[Extracted data entries]

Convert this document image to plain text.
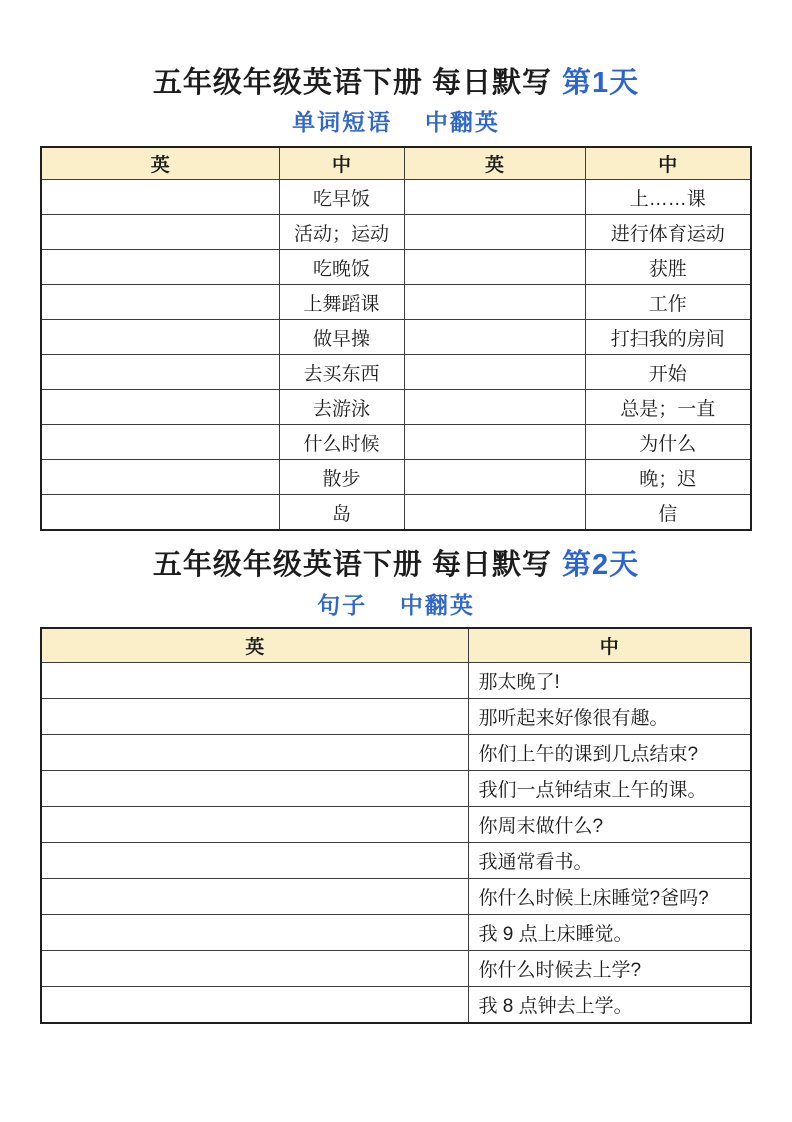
五年级年级英语下册 每日默写 第1天
单词短语　 中翻英
英	中	英	中
	吃早饭		上……课
	活动；运动		进行体育运动
	吃晚饭		获胜
	上舞蹈课		工作
	做早操		打扫我的房间
	去买东西		开始
	去游泳		总是；一直
	什么时候		为什么
	散步		晚；迟
	岛		信
五年级年级英语下册 每日默写 第2天
句子　 中翻英
英	中
	那太晚了!
	那听起来好像很有趣。
	你们上午的课到几点结束?
	我们一点钟结束上午的课。
	你周末做什么?
	我通常看书。
	你什么时候上床睡觉?爸吗?
	我 9 点上床睡觉。
	你什么时候去上学?
	我 8 点钟去上学。
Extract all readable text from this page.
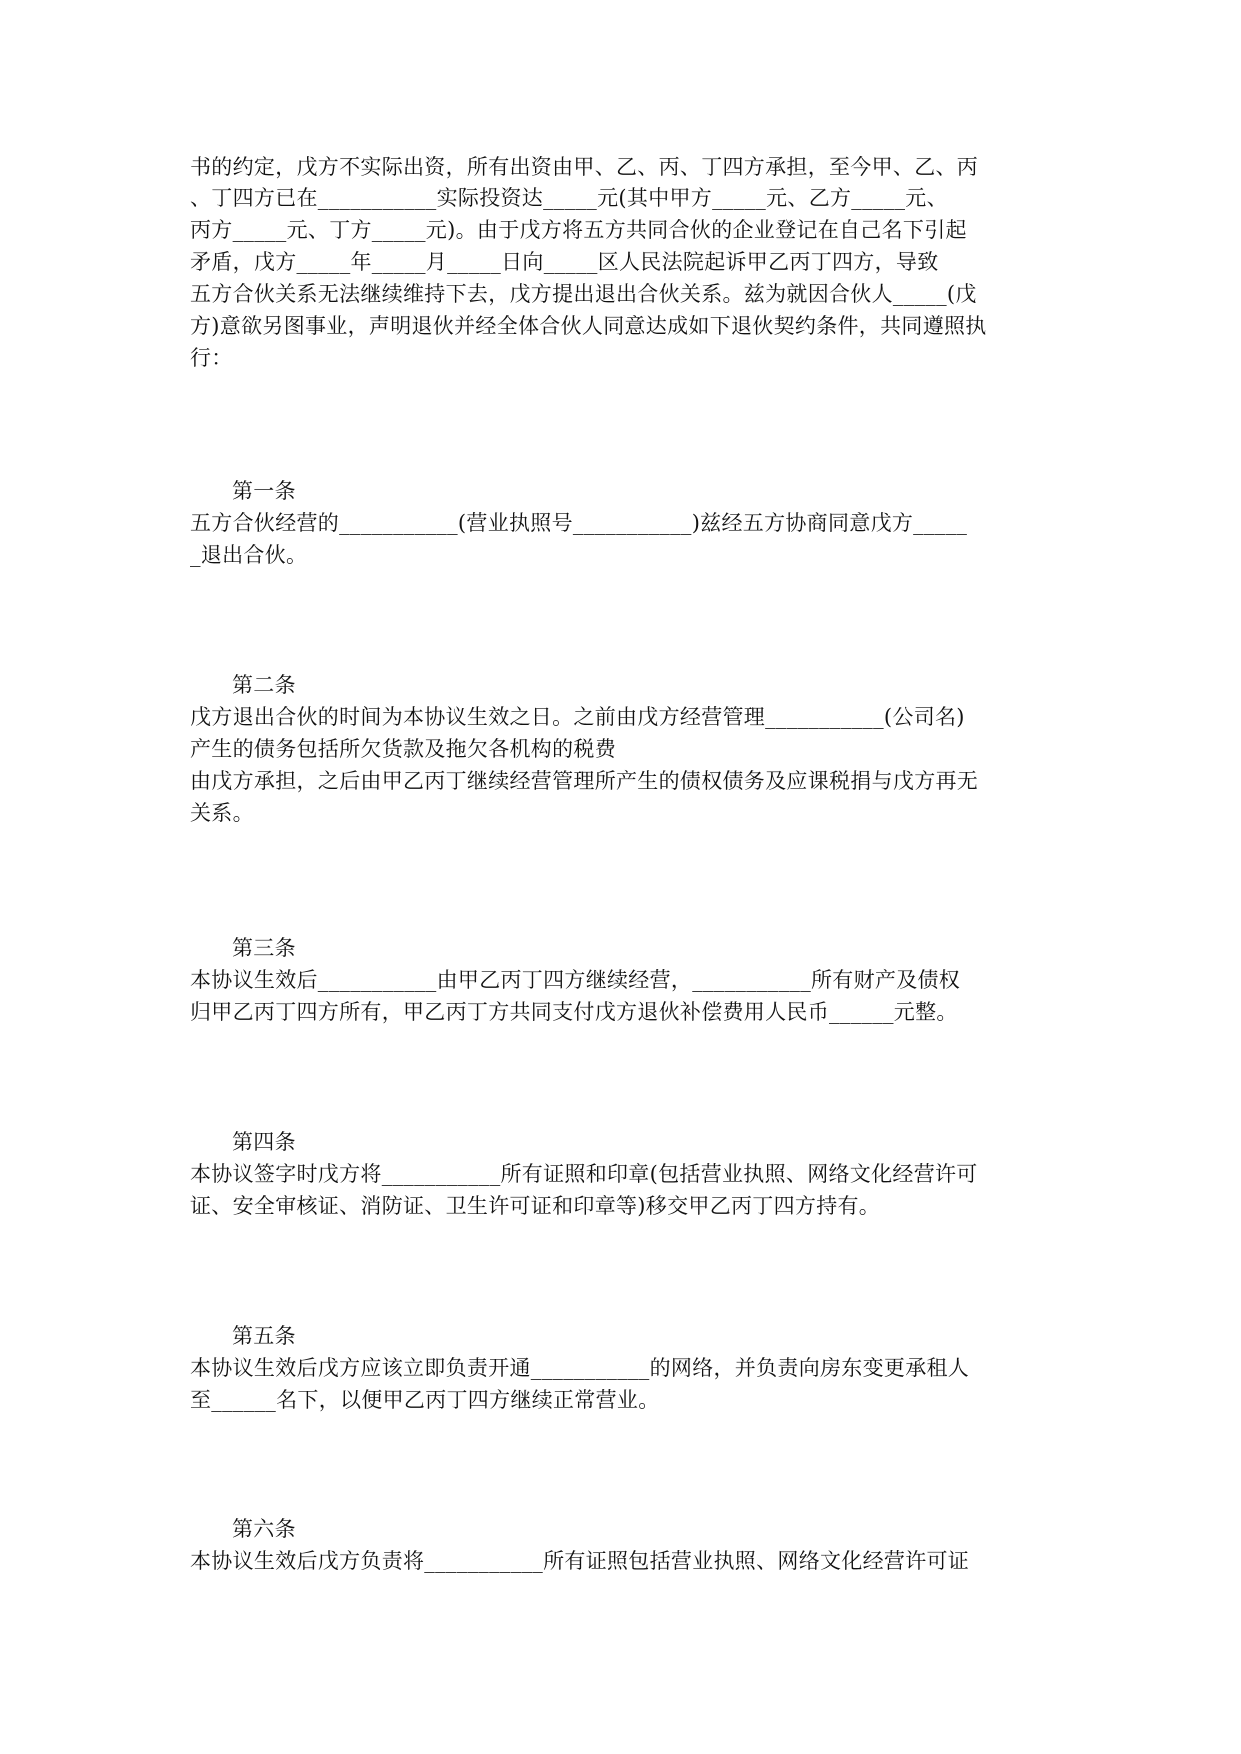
书的约定，戊方不实际出资，所有出资由甲、乙、丙、丁四方承担，至今甲、乙、丙
、丁四方已在___________实际投资达_____元(其中甲方_____元、乙方_____元、
丙方_____元、丁方_____元)。由于戊方将五方共同合伙的企业登记在自己名下引起
矛盾，戊方_____年_____月_____日向_____区人民法院起诉甲乙丙丁四方，导致
五方合伙关系无法继续维持下去，戊方提出退出合伙关系。兹为就因合伙人_____(戊
方)意欲另图事业，声明退伙并经全体合伙人同意达成如下退伙契约条件，共同遵照执
行：
第一条
五方合伙经营的___________(营业执照号___________)兹经五方协商同意戊方_____
_退出合伙。
第二条
戊方退出合伙的时间为本协议生效之日。之前由戊方经营管理___________(公司名)
产生的债务包括所欠货款及拖欠各机构的税费
由戊方承担，之后由甲乙丙丁继续经营管理所产生的债权债务及应课税捐与戊方再无
关系。
第三条
本协议生效后___________由甲乙丙丁四方继续经营，___________所有财产及债权
归甲乙丙丁四方所有，甲乙丙丁方共同支付戊方退伙补偿费用人民币______元整。
第四条
本协议签字时戊方将___________所有证照和印章(包括营业执照、网络文化经营许可
证、安全审核证、消防证、卫生许可证和印章等)移交甲乙丙丁四方持有。
第五条
本协议生效后戊方应该立即负责开通___________的网络，并负责向房东变更承租人
至______名下，以便甲乙丙丁四方继续正常营业。
第六条
本协议生效后戊方负责将___________所有证照包括营业执照、网络文化经营许可证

» **EXERCISE GOAL**
Find each line that has the word "this", then copy it out.

» **CORRECT ANSWER**
Convert this document image to plain text.
Extract all readable text from this page.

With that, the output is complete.